Copy every line of the records below that holds the word "中国模协拉丝模委".
------------------------------------------------------------
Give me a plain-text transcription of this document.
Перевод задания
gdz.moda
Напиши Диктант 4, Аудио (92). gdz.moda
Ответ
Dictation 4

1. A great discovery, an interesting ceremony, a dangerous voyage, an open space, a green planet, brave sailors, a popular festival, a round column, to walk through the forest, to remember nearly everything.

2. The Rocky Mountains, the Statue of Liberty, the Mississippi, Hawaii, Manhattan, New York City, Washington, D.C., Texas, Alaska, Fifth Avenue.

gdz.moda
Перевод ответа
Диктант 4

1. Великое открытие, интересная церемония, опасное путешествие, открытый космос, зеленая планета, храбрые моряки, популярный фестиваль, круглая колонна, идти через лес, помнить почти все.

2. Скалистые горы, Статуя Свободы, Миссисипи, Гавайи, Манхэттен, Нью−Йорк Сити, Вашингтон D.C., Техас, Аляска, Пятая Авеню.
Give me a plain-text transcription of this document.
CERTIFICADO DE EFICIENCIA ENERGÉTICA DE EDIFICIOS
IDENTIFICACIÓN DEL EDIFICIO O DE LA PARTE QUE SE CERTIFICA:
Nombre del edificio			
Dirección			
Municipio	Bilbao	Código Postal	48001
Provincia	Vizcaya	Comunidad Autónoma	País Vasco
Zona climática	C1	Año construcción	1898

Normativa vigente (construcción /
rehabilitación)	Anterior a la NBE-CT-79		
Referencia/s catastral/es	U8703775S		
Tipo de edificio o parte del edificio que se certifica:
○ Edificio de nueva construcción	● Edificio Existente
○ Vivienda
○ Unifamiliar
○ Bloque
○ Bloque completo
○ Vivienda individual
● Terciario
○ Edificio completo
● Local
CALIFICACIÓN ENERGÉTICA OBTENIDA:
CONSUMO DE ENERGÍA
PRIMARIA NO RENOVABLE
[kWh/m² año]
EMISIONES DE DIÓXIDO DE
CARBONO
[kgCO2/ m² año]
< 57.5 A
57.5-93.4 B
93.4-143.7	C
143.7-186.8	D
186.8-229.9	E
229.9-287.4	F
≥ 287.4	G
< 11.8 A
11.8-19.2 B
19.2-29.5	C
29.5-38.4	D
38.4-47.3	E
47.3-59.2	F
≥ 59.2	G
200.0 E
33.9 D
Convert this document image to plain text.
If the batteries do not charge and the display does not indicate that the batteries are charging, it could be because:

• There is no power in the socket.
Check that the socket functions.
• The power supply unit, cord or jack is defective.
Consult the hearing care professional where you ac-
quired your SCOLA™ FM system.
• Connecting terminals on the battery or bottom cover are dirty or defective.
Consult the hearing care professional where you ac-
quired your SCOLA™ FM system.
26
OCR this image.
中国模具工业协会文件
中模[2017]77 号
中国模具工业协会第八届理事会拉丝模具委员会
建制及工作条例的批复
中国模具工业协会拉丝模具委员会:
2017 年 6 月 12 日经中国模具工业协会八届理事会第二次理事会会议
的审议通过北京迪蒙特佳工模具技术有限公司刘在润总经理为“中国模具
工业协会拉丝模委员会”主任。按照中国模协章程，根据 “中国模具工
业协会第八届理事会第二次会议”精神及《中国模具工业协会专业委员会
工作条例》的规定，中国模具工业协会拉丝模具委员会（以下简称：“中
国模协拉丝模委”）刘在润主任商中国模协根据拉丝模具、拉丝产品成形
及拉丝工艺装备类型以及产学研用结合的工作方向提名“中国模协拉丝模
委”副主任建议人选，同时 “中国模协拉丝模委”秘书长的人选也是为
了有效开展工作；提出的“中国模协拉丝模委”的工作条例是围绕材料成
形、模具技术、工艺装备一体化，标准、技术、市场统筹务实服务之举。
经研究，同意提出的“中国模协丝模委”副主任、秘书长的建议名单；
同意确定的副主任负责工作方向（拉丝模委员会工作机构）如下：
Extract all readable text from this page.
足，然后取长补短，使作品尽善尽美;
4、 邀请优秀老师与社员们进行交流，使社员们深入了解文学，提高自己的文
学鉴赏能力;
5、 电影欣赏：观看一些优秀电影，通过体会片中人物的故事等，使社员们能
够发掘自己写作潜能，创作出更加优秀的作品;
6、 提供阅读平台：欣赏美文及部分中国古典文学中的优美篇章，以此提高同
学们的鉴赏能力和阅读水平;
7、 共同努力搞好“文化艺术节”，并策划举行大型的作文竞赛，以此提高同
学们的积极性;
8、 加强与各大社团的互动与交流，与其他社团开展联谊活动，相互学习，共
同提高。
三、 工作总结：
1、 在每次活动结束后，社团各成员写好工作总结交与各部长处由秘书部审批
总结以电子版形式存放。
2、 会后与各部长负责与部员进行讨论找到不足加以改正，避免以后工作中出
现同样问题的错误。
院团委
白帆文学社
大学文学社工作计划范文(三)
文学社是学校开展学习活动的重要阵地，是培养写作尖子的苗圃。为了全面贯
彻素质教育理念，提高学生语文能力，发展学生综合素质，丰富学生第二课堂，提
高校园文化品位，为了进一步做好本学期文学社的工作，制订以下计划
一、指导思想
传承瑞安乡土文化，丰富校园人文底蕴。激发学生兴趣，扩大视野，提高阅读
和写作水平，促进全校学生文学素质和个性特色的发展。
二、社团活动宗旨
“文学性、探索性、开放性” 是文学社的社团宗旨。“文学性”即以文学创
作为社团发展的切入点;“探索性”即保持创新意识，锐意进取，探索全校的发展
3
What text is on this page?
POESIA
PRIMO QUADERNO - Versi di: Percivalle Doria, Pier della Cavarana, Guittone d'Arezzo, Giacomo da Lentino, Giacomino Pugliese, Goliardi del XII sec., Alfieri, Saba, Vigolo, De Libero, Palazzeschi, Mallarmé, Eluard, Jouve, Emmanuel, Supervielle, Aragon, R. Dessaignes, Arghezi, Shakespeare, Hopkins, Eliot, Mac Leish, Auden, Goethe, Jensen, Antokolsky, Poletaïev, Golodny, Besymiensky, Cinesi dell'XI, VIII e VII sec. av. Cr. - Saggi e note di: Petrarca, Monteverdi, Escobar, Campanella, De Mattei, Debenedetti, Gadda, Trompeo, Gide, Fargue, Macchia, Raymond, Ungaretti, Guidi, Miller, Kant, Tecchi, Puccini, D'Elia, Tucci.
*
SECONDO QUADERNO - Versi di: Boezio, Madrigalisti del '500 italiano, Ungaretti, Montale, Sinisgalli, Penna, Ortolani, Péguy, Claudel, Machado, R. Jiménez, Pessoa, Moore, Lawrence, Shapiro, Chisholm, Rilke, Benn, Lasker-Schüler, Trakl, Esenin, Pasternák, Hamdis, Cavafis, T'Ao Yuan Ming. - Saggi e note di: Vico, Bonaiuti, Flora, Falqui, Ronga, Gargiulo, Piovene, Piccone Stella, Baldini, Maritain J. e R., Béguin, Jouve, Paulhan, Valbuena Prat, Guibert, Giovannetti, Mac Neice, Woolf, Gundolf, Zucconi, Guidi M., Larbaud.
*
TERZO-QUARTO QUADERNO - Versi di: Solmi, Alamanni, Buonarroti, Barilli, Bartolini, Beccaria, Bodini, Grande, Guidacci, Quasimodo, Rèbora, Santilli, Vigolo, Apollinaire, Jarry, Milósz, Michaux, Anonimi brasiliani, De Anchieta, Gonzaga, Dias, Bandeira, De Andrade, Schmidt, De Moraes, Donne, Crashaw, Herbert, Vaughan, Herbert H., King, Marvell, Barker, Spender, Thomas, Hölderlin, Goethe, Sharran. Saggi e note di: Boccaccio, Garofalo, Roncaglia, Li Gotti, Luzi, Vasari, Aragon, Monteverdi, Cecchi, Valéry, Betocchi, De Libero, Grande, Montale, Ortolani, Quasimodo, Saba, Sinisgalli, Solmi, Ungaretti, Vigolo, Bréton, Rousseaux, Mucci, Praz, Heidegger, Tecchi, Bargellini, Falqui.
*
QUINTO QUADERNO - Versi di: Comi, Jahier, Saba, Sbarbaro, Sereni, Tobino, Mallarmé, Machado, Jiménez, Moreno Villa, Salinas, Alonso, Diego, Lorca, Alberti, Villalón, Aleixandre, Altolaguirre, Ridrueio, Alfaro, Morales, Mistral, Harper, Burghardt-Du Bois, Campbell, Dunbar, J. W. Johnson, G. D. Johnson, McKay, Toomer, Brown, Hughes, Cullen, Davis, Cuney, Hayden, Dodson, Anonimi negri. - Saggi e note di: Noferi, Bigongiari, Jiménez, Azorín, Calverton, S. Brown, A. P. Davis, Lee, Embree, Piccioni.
------------------------------------------------------------
● Right answer
委”副主任建议人选，同时 “中国模协拉丝模委”秘书长的人选也是为
了有效开展工作；提出的“中国模协拉丝模委”的工作条例是围绕材料成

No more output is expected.